OBJECTIVE: Find the lines below that contain the string "image". Copy each one.

Collected data entries
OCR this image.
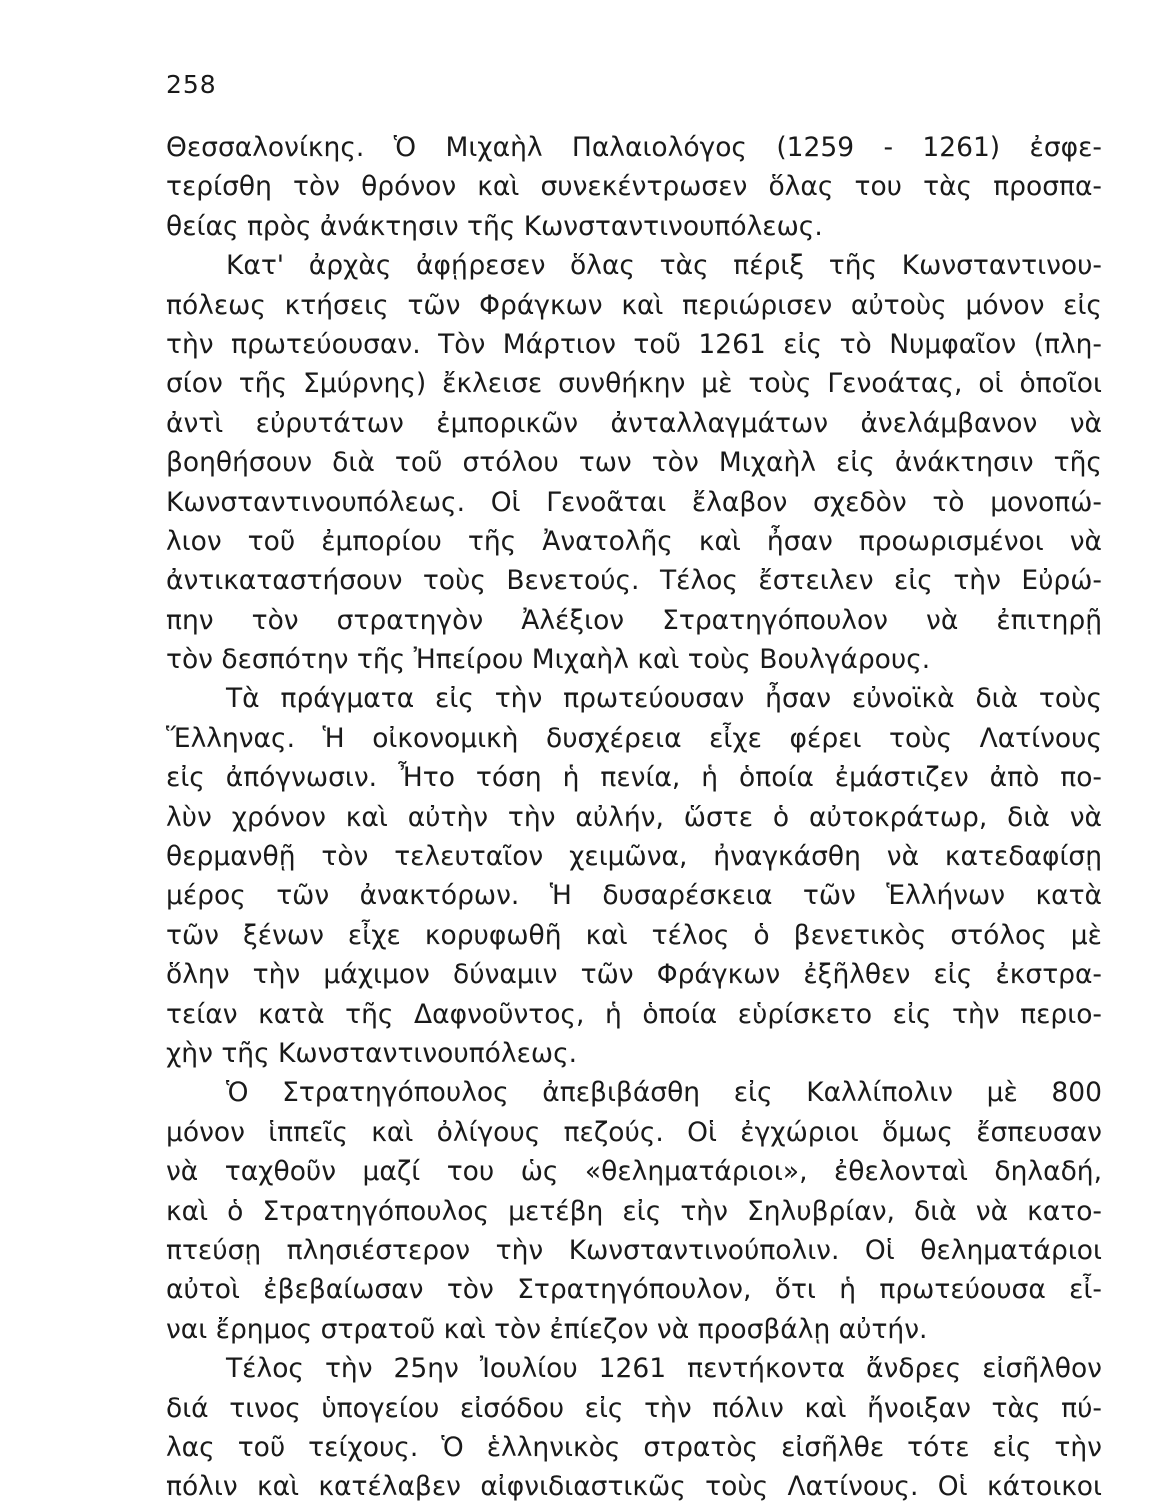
258
Θεσσαλονίκης. Ὁ Μιχαὴλ Παλαιολόγος (1259 - 1261) ἐσφε-
τερίσθη τὸν θρόνον καὶ συνεκέντρωσεν ὅλας του τὰς προσπα-
θείας πρὸς ἀνάκτησιν τῆς Κωνσταντινουπόλεως.
Κατ' ἀρχὰς ἀφῄρεσεν ὅλας τὰς πέριξ τῆς Κωνσταντινου-
πόλεως κτήσεις τῶν Φράγκων καὶ περιώρισεν αὐτοὺς μόνον εἰς
τὴν πρωτεύουσαν. Τὸν Μάρτιον τοῦ 1261 εἰς τὸ Νυμφαῖον (πλη-
σίον τῆς Σμύρνης) ἔκλεισε συνθήκην μὲ τοὺς Γενοάτας, οἱ ὁποῖοι
ἀντὶ εὐρυτάτων ἐμπορικῶν ἀνταλλαγμάτων ἀνελάμβανον νὰ
βοηθήσουν διὰ τοῦ στόλου των τὸν Μιχαὴλ εἰς ἀνάκτησιν τῆς
Κωνσταντινουπόλεως. Οἱ Γενοᾶται ἔλαβον σχεδὸν τὸ μονοπώ-
λιον τοῦ ἐμπορίου τῆς Ἀνατολῆς καὶ ἦσαν προωρισμένοι νὰ
ἀντικαταστήσουν τοὺς Βενετούς. Τέλος ἔστειλεν εἰς τὴν Εὐρώ-
πην τὸν στρατηγὸν Ἀλέξιον Στρατηγόπουλον νὰ ἐπιτηρῇ
τὸν δεσπότην τῆς Ἠπείρου Μιχαὴλ καὶ τοὺς Βουλγάρους.
Τὰ πράγματα εἰς τὴν πρωτεύουσαν ἦσαν εὐνοϊκὰ διὰ τοὺς
Ἕλληνας. Ἡ οἰκονομικὴ δυσχέρεια εἶχε φέρει τοὺς Λατίνους
εἰς ἀπόγνωσιν. Ἦτο τόση ἡ πενία, ἡ ὁποία ἐμάστιζεν ἀπὸ πο-
λὺν χρόνον καὶ αὐτὴν τὴν αὐλήν, ὥστε ὁ αὐτοκράτωρ, διὰ νὰ
θερμανθῇ τὸν τελευταῖον χειμῶνα, ἠναγκάσθη νὰ κατεδαφίσῃ
μέρος τῶν ἀνακτόρων. Ἡ δυσαρέσκεια τῶν Ἑλλήνων κατὰ
τῶν ξένων εἶχε κορυφωθῆ καὶ τέλος ὁ βενετικὸς στόλος μὲ
ὅλην τὴν μάχιμον δύναμιν τῶν Φράγκων ἐξῆλθεν εἰς ἐκστρα-
τείαν κατὰ τῆς Δαφνοῦντος, ἡ ὁποία εὑρίσκετο εἰς τὴν περιο-
χὴν τῆς Κωνσταντινουπόλεως.
Ὁ Στρατηγόπουλος ἀπεβιβάσθη εἰς Καλλίπολιν μὲ 800
μόνον ἱππεῖς καὶ ὀλίγους πεζούς. Οἱ ἐγχώριοι ὅμως ἔσπευσαν
νὰ ταχθοῦν μαζί του ὡς «θεληματάριοι», ἐθελονταὶ δηλαδή,
καὶ ὁ Στρατηγόπουλος μετέβη εἰς τὴν Σηλυβρίαν, διὰ νὰ κατο-
πτεύσῃ πλησιέστερον τὴν Κωνσταντινούπολιν. Οἱ θεληματάριοι
αὐτοὶ ἐβεβαίωσαν τὸν Στρατηγόπουλον, ὅτι ἡ πρωτεύουσα εἶ-
ναι ἔρημος στρατοῦ καὶ τὸν ἐπίεζον νὰ προσβάλῃ αὐτήν.
Τέλος τὴν 25ην Ἰουλίου 1261 πεντήκοντα ἄνδρες εἰσῆλθον
διά τινος ὑπογείου εἰσόδου εἰς τὴν πόλιν καὶ ἤνοιξαν τὰς πύ-
λας τοῦ τείχους. Ὁ ἑλληνικὸς στρατὸς εἰσῆλθε τότε εἰς τὴν
πόλιν καὶ κατέλαβεν αἰφνιδιαστικῶς τοὺς Λατίνους. Οἱ κάτοικοι
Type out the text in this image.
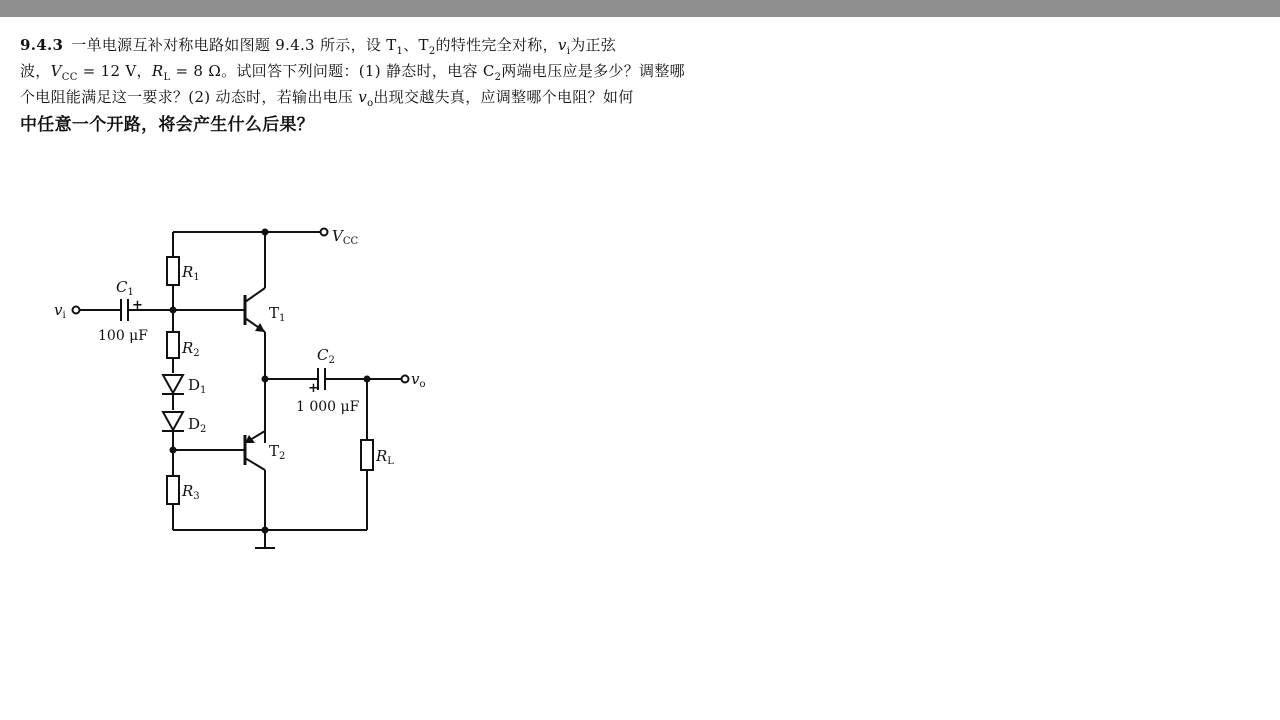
9.4.3 一单电源互补对称电路如图题 9.4.3 所示，设 $T_1$、$T_2$的特性完全对称，$v_i$为正弦
波，$V_{CC} = 12$ V，$R_L = 8$ Ω。试回答下列问题：(1) 静态时，电容 $C_2$两端电压应是多少？调整哪
个电阻能满足这一要求？(2) 动态时，若输出电压 $v_o$出现交越失真，应调整哪个电阻？如何
中任意一个开路，将会产生什么后果？
$V_{CC}$
$v_i$
$v_o$
$C_1$
+
100 μF
$C_2$
+
1 000 μF
$R_1$
$R_2$
$R_3$
$R_L$
$D_1$
$D_2$
$T_1$
$T_2$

EXPECTED ANSWER:
OCR this image.
Type out the text in this image.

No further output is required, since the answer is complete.